→ **Data extract**:
■ ■ ■ ■ ■ ■ ■

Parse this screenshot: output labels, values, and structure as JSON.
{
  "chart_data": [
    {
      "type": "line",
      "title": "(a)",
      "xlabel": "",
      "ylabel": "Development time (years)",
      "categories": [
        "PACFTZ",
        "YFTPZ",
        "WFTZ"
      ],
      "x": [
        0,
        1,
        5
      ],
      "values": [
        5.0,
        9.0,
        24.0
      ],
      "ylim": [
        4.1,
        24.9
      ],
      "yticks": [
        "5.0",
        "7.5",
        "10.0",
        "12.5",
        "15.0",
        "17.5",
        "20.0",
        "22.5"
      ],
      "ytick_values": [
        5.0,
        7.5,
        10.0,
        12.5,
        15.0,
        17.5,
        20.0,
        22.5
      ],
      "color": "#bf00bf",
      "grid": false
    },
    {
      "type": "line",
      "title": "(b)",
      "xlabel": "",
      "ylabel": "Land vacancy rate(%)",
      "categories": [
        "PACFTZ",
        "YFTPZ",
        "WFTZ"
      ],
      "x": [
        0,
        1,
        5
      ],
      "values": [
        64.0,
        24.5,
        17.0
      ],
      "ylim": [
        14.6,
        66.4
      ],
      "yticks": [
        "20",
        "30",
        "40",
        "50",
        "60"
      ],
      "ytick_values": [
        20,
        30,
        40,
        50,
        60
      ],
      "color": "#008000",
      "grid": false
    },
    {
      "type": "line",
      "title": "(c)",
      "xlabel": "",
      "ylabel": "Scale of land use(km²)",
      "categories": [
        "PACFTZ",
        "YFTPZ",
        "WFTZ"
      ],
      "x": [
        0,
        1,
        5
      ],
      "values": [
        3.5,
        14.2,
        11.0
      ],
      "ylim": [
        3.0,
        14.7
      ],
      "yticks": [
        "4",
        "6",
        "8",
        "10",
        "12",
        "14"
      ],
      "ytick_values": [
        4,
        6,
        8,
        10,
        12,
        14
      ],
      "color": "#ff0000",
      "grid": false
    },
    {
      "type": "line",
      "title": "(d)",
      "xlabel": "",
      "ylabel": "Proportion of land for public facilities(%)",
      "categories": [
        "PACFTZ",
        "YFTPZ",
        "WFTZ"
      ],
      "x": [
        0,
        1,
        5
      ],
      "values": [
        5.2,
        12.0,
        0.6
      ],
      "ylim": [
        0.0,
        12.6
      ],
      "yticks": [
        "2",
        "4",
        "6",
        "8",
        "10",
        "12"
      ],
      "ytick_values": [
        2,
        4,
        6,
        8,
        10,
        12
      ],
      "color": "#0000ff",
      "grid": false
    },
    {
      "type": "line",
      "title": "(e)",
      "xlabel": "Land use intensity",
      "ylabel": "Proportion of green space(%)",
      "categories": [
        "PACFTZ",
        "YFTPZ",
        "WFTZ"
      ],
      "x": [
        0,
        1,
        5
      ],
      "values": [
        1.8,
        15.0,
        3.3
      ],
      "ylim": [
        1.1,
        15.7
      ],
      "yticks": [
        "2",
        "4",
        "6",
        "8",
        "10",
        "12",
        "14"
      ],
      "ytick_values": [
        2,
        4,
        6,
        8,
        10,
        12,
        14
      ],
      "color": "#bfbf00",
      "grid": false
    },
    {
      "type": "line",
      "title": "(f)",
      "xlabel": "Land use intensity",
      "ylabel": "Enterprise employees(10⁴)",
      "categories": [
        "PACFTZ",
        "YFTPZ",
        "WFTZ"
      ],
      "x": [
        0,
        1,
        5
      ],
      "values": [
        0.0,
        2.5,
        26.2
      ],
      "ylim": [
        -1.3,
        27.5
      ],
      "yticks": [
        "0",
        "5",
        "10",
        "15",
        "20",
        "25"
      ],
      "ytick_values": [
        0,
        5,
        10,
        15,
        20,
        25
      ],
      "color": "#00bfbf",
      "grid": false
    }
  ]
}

■ ■ ■ ■ ■ ■ ■

→ **Exercise brief**:
Pull every line containing "Proportion" from the material above.

→ **Task output**:
      "ylabel": "Proportion of land for public facilities(%)",
      "ylabel": "Proportion of green space(%)",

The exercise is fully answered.